> **EXERCISE INPUTS**:
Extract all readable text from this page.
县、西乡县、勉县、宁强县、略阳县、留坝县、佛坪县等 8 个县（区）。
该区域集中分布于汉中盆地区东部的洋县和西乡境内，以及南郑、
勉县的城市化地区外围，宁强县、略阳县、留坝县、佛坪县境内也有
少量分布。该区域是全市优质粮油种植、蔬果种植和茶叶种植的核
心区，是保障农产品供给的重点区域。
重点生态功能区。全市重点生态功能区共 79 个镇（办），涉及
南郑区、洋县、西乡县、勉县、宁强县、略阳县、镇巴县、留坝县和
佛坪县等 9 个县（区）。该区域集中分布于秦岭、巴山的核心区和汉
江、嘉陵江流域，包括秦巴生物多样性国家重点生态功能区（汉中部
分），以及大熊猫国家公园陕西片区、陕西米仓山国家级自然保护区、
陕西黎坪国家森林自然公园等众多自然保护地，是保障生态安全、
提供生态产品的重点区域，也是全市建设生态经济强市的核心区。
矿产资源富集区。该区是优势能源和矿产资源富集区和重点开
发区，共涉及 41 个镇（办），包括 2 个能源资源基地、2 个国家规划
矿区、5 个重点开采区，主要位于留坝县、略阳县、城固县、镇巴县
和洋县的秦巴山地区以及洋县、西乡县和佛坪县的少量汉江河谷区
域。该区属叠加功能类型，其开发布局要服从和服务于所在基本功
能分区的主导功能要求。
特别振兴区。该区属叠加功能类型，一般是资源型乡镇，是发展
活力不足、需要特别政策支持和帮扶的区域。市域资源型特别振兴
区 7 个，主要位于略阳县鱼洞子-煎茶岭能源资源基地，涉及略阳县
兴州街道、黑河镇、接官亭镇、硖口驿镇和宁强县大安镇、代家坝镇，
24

> **BRIEF**:
Extract every line that has the string "该区属叠加功能类型" in it.

> **COMPLETED TASK**:
域。该区属叠加功能类型，其开发布局要服从和服务于所在基本功
特别振兴区。该区属叠加功能类型，一般是资源型乡镇，是发展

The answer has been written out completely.